→ **Requirements**: Below are records; work out how many of their lines hold the string "this" and give that number alone.

→ **Data tied to figure images**:
########

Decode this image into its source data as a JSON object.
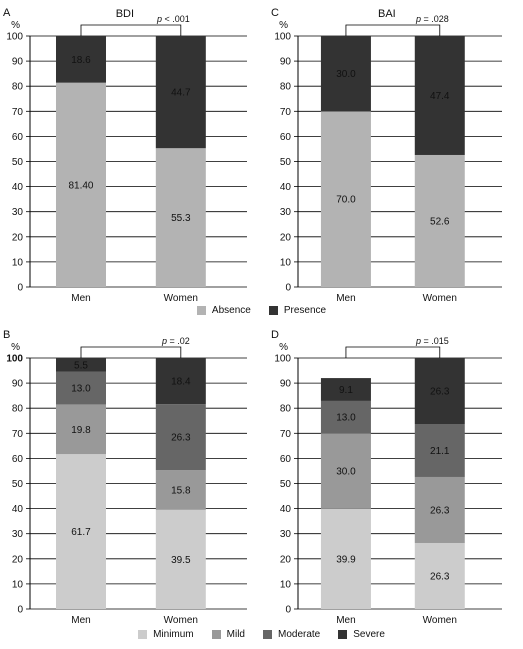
{
  "legends": {
    "top": [
      {
        "label": "Absence",
        "color": "#b3b3b3"
      },
      {
        "label": "Presence",
        "color": "#333333"
      }
    ],
    "bottom": [
      {
        "label": "Minimum",
        "color": "#cccccc"
      },
      {
        "label": "Mild",
        "color": "#999999"
      },
      {
        "label": "Moderate",
        "color": "#666666"
      },
      {
        "label": "Severe",
        "color": "#333333"
      }
    ]
  },
  "chart_data": [
    {
      "type": "bar",
      "stacked": true,
      "panel": "A",
      "title": "BDI",
      "pvalue": "p < .001",
      "ylabel": "%",
      "ylim": [
        0,
        100
      ],
      "yticks": [
        0,
        10,
        20,
        30,
        40,
        50,
        60,
        70,
        80,
        90,
        100
      ],
      "categories": [
        "Men",
        "Women"
      ],
      "grid": true,
      "series": [
        {
          "name": "Absence",
          "color": "#b3b3b3",
          "values": [
            81.4,
            55.3
          ],
          "labels": [
            "81.40",
            "55.3"
          ]
        },
        {
          "name": "Presence",
          "color": "#333333",
          "values": [
            18.6,
            44.7
          ],
          "labels": [
            "18.6",
            "44.7"
          ]
        }
      ]
    },
    {
      "type": "bar",
      "stacked": true,
      "panel": "C",
      "title": "BAI",
      "pvalue": "p = .028",
      "ylabel": "%",
      "ylim": [
        0,
        100
      ],
      "yticks": [
        0,
        10,
        20,
        30,
        40,
        50,
        60,
        70,
        80,
        90,
        100
      ],
      "categories": [
        "Men",
        "Women"
      ],
      "grid": true,
      "series": [
        {
          "name": "Absence",
          "color": "#b3b3b3",
          "values": [
            70.0,
            52.6
          ],
          "labels": [
            "70.0",
            "52.6"
          ]
        },
        {
          "name": "Presence",
          "color": "#333333",
          "values": [
            30.0,
            47.4
          ],
          "labels": [
            "30.0",
            "47.4"
          ]
        }
      ]
    },
    {
      "type": "bar",
      "stacked": true,
      "panel": "B",
      "title": "",
      "pvalue": "p = .02",
      "ylabel": "%",
      "ylim": [
        0,
        100
      ],
      "yticks": [
        0,
        10,
        20,
        30,
        40,
        50,
        60,
        70,
        80,
        90,
        100
      ],
      "categories": [
        "Men",
        "Women"
      ],
      "grid": true,
      "series": [
        {
          "name": "Minimum",
          "color": "#cccccc",
          "values": [
            61.7,
            39.5
          ],
          "labels": [
            "61.7",
            "39.5"
          ]
        },
        {
          "name": "Mild",
          "color": "#999999",
          "values": [
            19.8,
            15.8
          ],
          "labels": [
            "19.8",
            "15.8"
          ]
        },
        {
          "name": "Moderate",
          "color": "#666666",
          "values": [
            13.0,
            26.3
          ],
          "labels": [
            "13.0",
            "26.3"
          ]
        },
        {
          "name": "Severe",
          "color": "#333333",
          "values": [
            5.5,
            18.4
          ],
          "labels": [
            "5.5",
            "18.4"
          ]
        }
      ]
    },
    {
      "type": "bar",
      "stacked": true,
      "panel": "D",
      "title": "",
      "pvalue": "p = .015",
      "ylabel": "%",
      "ylim": [
        0,
        100
      ],
      "yticks": [
        0,
        10,
        20,
        30,
        40,
        50,
        60,
        70,
        80,
        90,
        100
      ],
      "categories": [
        "Men",
        "Women"
      ],
      "grid": true,
      "series": [
        {
          "name": "Minimum",
          "color": "#cccccc",
          "values": [
            39.9,
            26.3
          ],
          "labels": [
            "39.9",
            "26.3"
          ]
        },
        {
          "name": "Mild",
          "color": "#999999",
          "values": [
            30.0,
            26.3
          ],
          "labels": [
            "30.0",
            "26.3"
          ]
        },
        {
          "name": "Moderate",
          "color": "#666666",
          "values": [
            13.0,
            21.1
          ],
          "labels": [
            "13.0",
            "21.1"
          ]
        },
        {
          "name": "Severe",
          "color": "#333333",
          "values": [
            9.1,
            26.3
          ],
          "labels": [
            "9.1",
            "26.3"
          ]
        }
      ]
    }
  ]
}
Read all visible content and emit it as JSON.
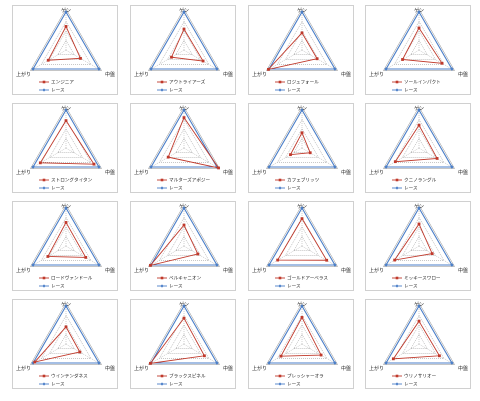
{
  "axis_labels": [
    "ゲン",
    "中盤",
    "上がり"
  ],
  "colors": {
    "horse": "#c0392b",
    "race": "#4a7ec8",
    "grid": "#8c8c8c"
  },
  "chart_data": [
    {
      "type": "radar",
      "title": "",
      "categories": [
        "ゲン",
        "中盤",
        "上がり"
      ],
      "series": [
        {
          "name": "エンジニア",
          "values": [
            0.62,
            0.44,
            0.54
          ]
        },
        {
          "name": "レース",
          "values": [
            1.0,
            1.0,
            1.0
          ]
        }
      ]
    },
    {
      "type": "radar",
      "title": "",
      "categories": [
        "ゲン",
        "中盤",
        "上がり"
      ],
      "series": [
        {
          "name": "アウトライアーズ",
          "values": [
            0.55,
            0.58,
            0.38
          ]
        },
        {
          "name": "レース",
          "values": [
            1.0,
            1.0,
            1.0
          ]
        }
      ]
    },
    {
      "type": "radar",
      "title": "",
      "categories": [
        "ゲン",
        "中盤",
        "上がり"
      ],
      "series": [
        {
          "name": "ロジュフォール",
          "values": [
            0.45,
            0.46,
            1.02
          ]
        },
        {
          "name": "レース",
          "values": [
            1.0,
            1.0,
            1.0
          ]
        }
      ]
    },
    {
      "type": "radar",
      "title": "",
      "categories": [
        "ゲン",
        "中盤",
        "上がり"
      ],
      "series": [
        {
          "name": "ソールインパクト",
          "values": [
            0.58,
            0.7,
            0.5
          ]
        },
        {
          "name": "レース",
          "values": [
            1.0,
            1.0,
            1.0
          ]
        }
      ]
    },
    {
      "type": "radar",
      "title": "",
      "categories": [
        "ゲン",
        "中盤",
        "上がり"
      ],
      "series": [
        {
          "name": "ストロングタイタン",
          "values": [
            0.72,
            0.85,
            0.78
          ]
        },
        {
          "name": "レース",
          "values": [
            1.0,
            1.0,
            1.0
          ]
        }
      ]
    },
    {
      "type": "radar",
      "title": "",
      "categories": [
        "ゲン",
        "中盤",
        "上がり"
      ],
      "series": [
        {
          "name": "マルターズアポジー",
          "values": [
            0.8,
            1.05,
            0.48
          ]
        },
        {
          "name": "レース",
          "values": [
            1.0,
            1.0,
            1.0
          ]
        }
      ]
    },
    {
      "type": "radar",
      "title": "",
      "categories": [
        "ゲン",
        "中盤",
        "上がり"
      ],
      "series": [
        {
          "name": "カフェブリッツ",
          "values": [
            0.4,
            0.25,
            0.35
          ]
        },
        {
          "name": "レース",
          "values": [
            1.0,
            1.0,
            1.0
          ]
        }
      ]
    },
    {
      "type": "radar",
      "title": "",
      "categories": [
        "ゲン",
        "中盤",
        "上がり"
      ],
      "series": [
        {
          "name": "クニノラングル",
          "values": [
            0.6,
            0.55,
            0.72
          ]
        },
        {
          "name": "レース",
          "values": [
            1.0,
            1.0,
            1.0
          ]
        }
      ]
    },
    {
      "type": "radar",
      "title": "",
      "categories": [
        "ゲン",
        "中盤",
        "上がり"
      ],
      "series": [
        {
          "name": "ロードヴァンドール",
          "values": [
            0.62,
            0.6,
            0.55
          ]
        },
        {
          "name": "レース",
          "values": [
            1.0,
            1.0,
            1.0
          ]
        }
      ]
    },
    {
      "type": "radar",
      "title": "",
      "categories": [
        "ゲン",
        "中盤",
        "上がり"
      ],
      "series": [
        {
          "name": "ベルキャニオン",
          "values": [
            0.55,
            0.42,
            1.02
          ]
        },
        {
          "name": "レース",
          "values": [
            1.0,
            1.0,
            1.0
          ]
        }
      ]
    },
    {
      "type": "radar",
      "title": "",
      "categories": [
        "ゲン",
        "中盤",
        "上がり"
      ],
      "series": [
        {
          "name": "ゴールドアーベラス",
          "values": [
            0.72,
            0.75,
            0.74
          ]
        },
        {
          "name": "レース",
          "values": [
            1.0,
            1.0,
            1.0
          ]
        }
      ]
    },
    {
      "type": "radar",
      "title": "",
      "categories": [
        "ゲン",
        "中盤",
        "上がり"
      ],
      "series": [
        {
          "name": "ミッキースワロー",
          "values": [
            0.58,
            0.4,
            0.74
          ]
        },
        {
          "name": "レース",
          "values": [
            1.0,
            1.0,
            1.0
          ]
        }
      ]
    },
    {
      "type": "radar",
      "title": "",
      "categories": [
        "ゲン",
        "中盤",
        "上がり"
      ],
      "series": [
        {
          "name": "ウインテンダネス",
          "values": [
            0.45,
            0.42,
            0.95
          ]
        },
        {
          "name": "レース",
          "values": [
            1.0,
            1.0,
            1.0
          ]
        }
      ]
    },
    {
      "type": "radar",
      "title": "",
      "categories": [
        "ゲン",
        "中盤",
        "上がり"
      ],
      "series": [
        {
          "name": "ブラックスピネル",
          "values": [
            0.68,
            0.62,
            1.02
          ]
        },
        {
          "name": "レース",
          "values": [
            1.0,
            1.0,
            1.0
          ]
        }
      ]
    },
    {
      "type": "radar",
      "title": "",
      "categories": [
        "ゲン",
        "中盤",
        "上がり"
      ],
      "series": [
        {
          "name": "プレッシャーオラ",
          "values": [
            0.7,
            0.58,
            0.64
          ]
        },
        {
          "name": "レース",
          "values": [
            1.0,
            1.0,
            1.0
          ]
        }
      ]
    },
    {
      "type": "radar",
      "title": "",
      "categories": [
        "ゲン",
        "中盤",
        "上がり"
      ],
      "series": [
        {
          "name": "ウリノサリオー",
          "values": [
            0.6,
            0.62,
            0.78
          ]
        },
        {
          "name": "レース",
          "values": [
            1.0,
            1.0,
            1.0
          ]
        }
      ]
    }
  ]
}
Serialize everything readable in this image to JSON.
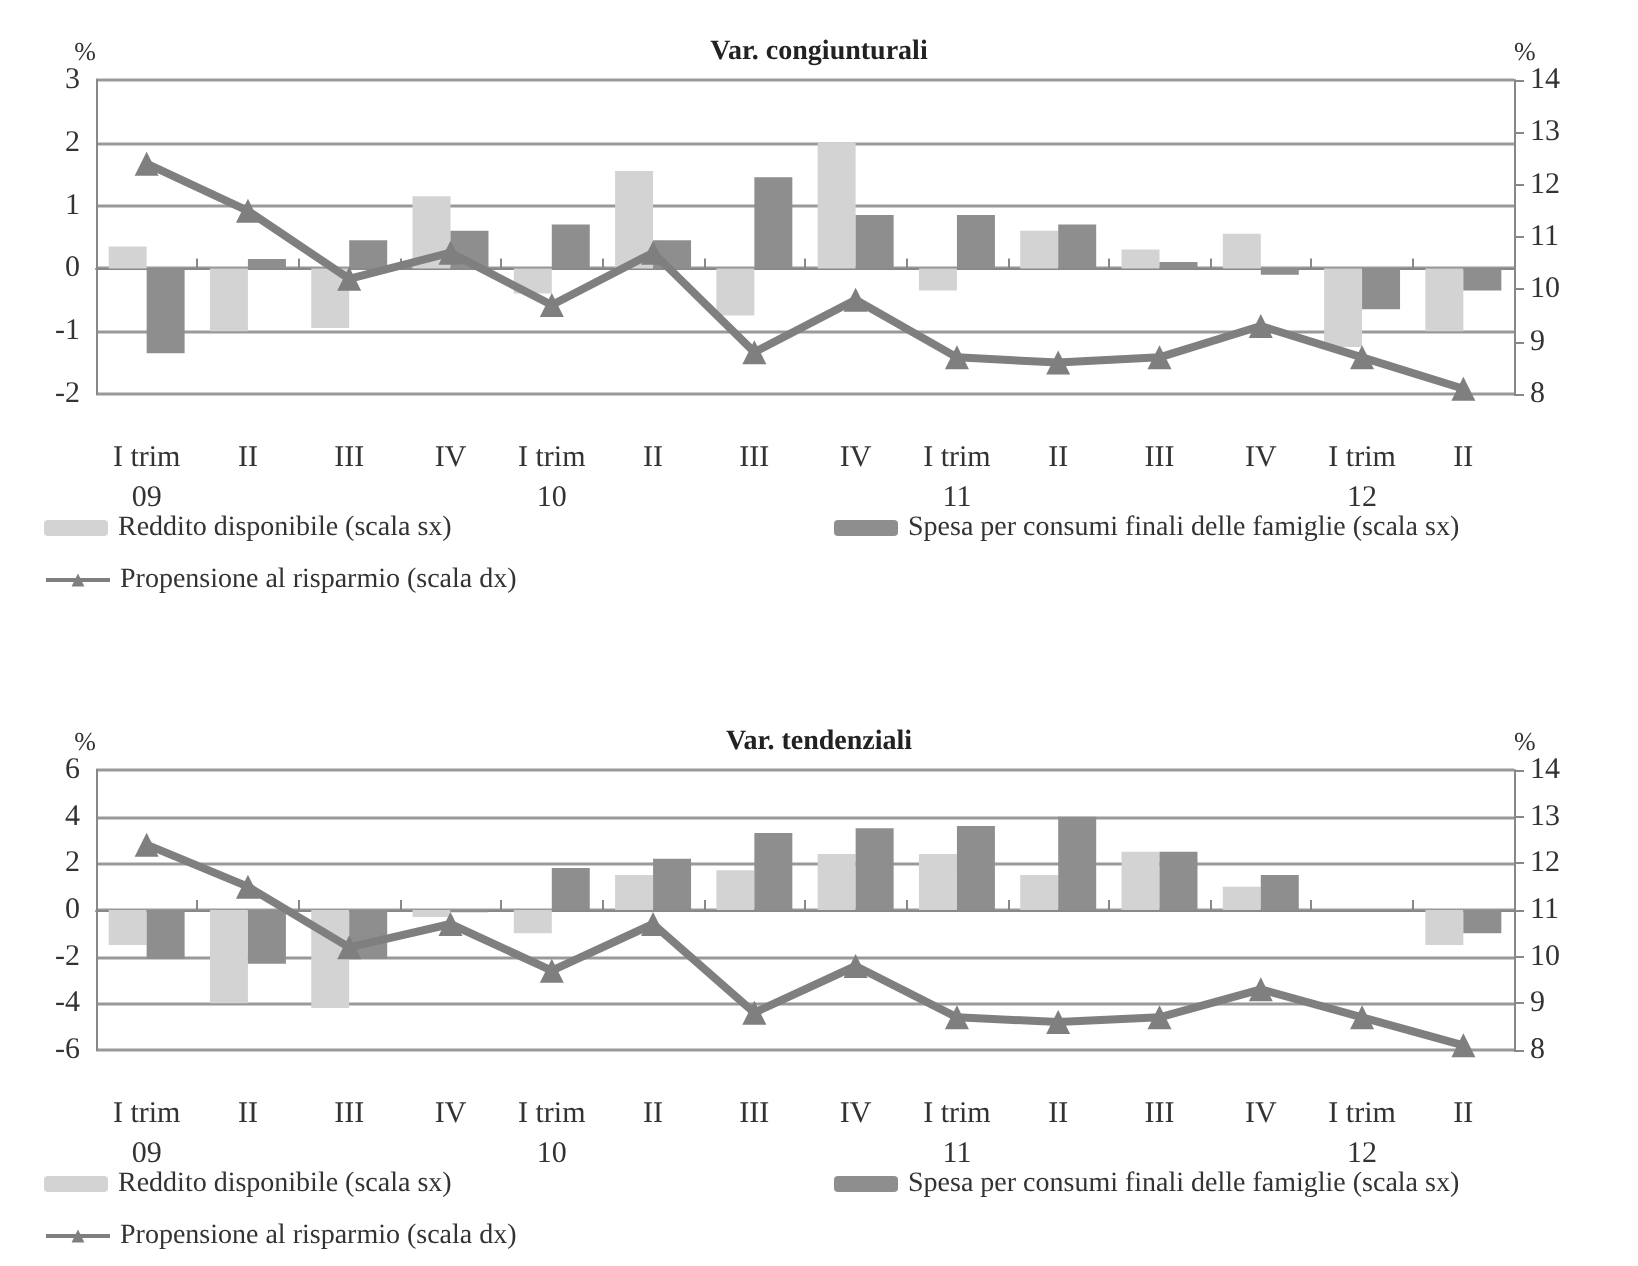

########

→ **Correct result**: 2